:: WRITTEN PROBLEM ::
Please transcribe the data below exactly. Leave the pictures out.

:: DATA EXCERPTS ::

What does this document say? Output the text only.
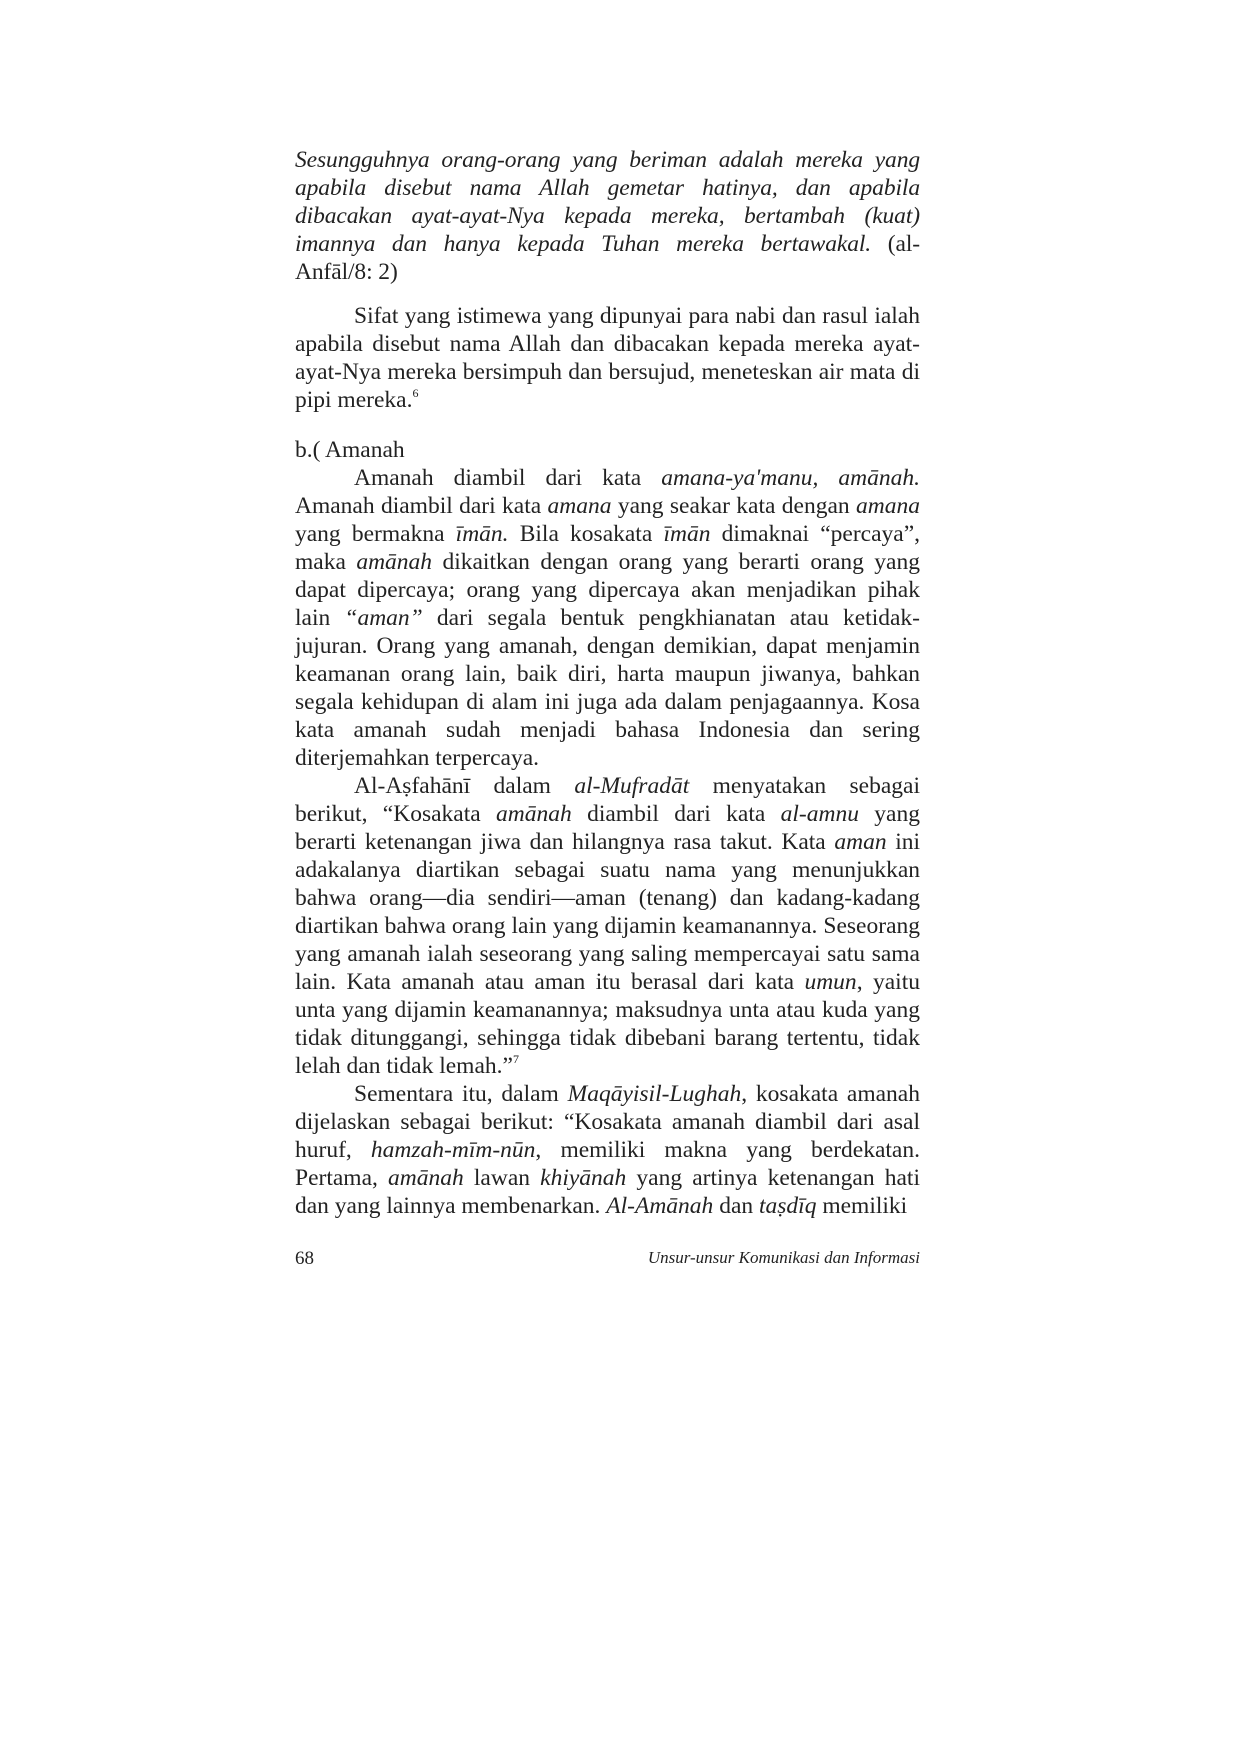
Sesungguhnya orang-orang yang beriman adalah mereka yang apabila disebut nama Allah gemetar hatinya, dan apabila dibacakan ayat-ayat-Nya kepada mereka, bertambah (kuat) imannya dan hanya kepada Tuhan mereka bertawakal. (al-Anfāl/8: 2)

Sifat yang istimewa yang dipunyai para nabi dan rasul ialah apabila disebut nama Allah dan dibacakan kepada mereka ayat-ayat-Nya mereka bersimpuh dan bersujud, meneteskan air mata di pipi mereka.$^6$

b.( Amanah

Amanah diambil dari kata amana-ya'manu, amānah. Amanah diambil dari kata amana yang seakar kata dengan amana yang bermakna īmān. Bila kosakata īmān dimaknai “percaya”, maka amānah dikaitkan dengan orang yang berarti orang yang dapat dipercaya; orang yang dipercaya akan menjadikan pihak lain “aman” dari segala bentuk pengkhianatan atau ketidak-jujuran. Orang yang amanah, dengan demikian, dapat menjamin keamanan orang lain, baik diri, harta maupun jiwanya, bahkan segala kehidupan di alam ini juga ada dalam penjagaannya. Kosa kata amanah sudah menjadi bahasa Indonesia dan sering diterjemahkan terpercaya.

Al-Aṣfahānī dalam al-Mufradāt menyatakan sebagai berikut, “Kosakata amānah diambil dari kata al-amnu yang berarti ketenangan jiwa dan hilangnya rasa takut. Kata aman ini adakalanya diartikan sebagai suatu nama yang menunjukkan bahwa orang—dia sendiri—aman (tenang) dan kadang-kadang diartikan bahwa orang lain yang dijamin keamanannya. Seseorang yang amanah ialah seseorang yang saling mempercayai satu sama lain. Kata amanah atau aman itu berasal dari kata umun, yaitu unta yang dijamin keamanannya; maksudnya unta atau kuda yang tidak ditunggangi, sehingga tidak dibebani barang tertentu, tidak lelah dan tidak lemah.”$^7$

Sementara itu, dalam Maqāyisil-Lughah, kosakata amanah dijelaskan sebagai berikut: “Kosakata amanah diambil dari asal huruf, hamzah-mīm-nūn, memiliki makna yang berdekatan. Pertama, amānah lawan khiyānah yang artinya ketenangan hati dan yang lainnya membenarkan. Al-Amānah dan taṣdīq memiliki

68	Unsur-unsur Komunikasi dan Informasi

:: RESULT OF THE TASK ::
What does this document say? Output the text only.
Sesungguhnya orang-orang yang beriman adalah mereka yang apabila disebut nama Allah gemetar hatinya, dan apabila dibacakan ayat-ayat-Nya kepada mereka, bertambah (kuat) imannya dan hanya kepada Tuhan mereka bertawakal. (al-Anfāl/8: 2)

Sifat yang istimewa yang dipunyai para nabi dan rasul ialah apabila disebut nama Allah dan dibacakan kepada mereka ayat-ayat-Nya mereka bersimpuh dan bersujud, meneteskan air mata di pipi mereka.$^6$

b.( Amanah

Amanah diambil dari kata amana-ya'manu, amānah. Amanah diambil dari kata amana yang seakar kata dengan amana yang bermakna īmān. Bila kosakata īmān dimaknai “percaya”, maka amānah dikaitkan dengan orang yang berarti orang yang dapat dipercaya; orang yang dipercaya akan menjadikan pihak lain “aman” dari segala bentuk pengkhianatan atau ketidak-jujuran. Orang yang amanah, dengan demikian, dapat menjamin keamanan orang lain, baik diri, harta maupun jiwanya, bahkan segala kehidupan di alam ini juga ada dalam penjagaannya. Kosa kata amanah sudah menjadi bahasa Indonesia dan sering diterjemahkan terpercaya.

Al-Aṣfahānī dalam al-Mufradāt menyatakan sebagai berikut, “Kosakata amānah diambil dari kata al-amnu yang berarti ketenangan jiwa dan hilangnya rasa takut. Kata aman ini adakalanya diartikan sebagai suatu nama yang menunjukkan bahwa orang—dia sendiri—aman (tenang) dan kadang-kadang diartikan bahwa orang lain yang dijamin keamanannya. Seseorang yang amanah ialah seseorang yang saling mempercayai satu sama lain. Kata amanah atau aman itu berasal dari kata umun, yaitu unta yang dijamin keamanannya; maksudnya unta atau kuda yang tidak ditunggangi, sehingga tidak dibebani barang tertentu, tidak lelah dan tidak lemah.”$^7$

Sementara itu, dalam Maqāyisil-Lughah, kosakata amanah dijelaskan sebagai berikut: “Kosakata amanah diambil dari asal huruf, hamzah-mīm-nūn, memiliki makna yang berdekatan. Pertama, amānah lawan khiyānah yang artinya ketenangan hati dan yang lainnya membenarkan. Al-Amānah dan taṣdīq memiliki

68	Unsur-unsur Komunikasi dan Informasi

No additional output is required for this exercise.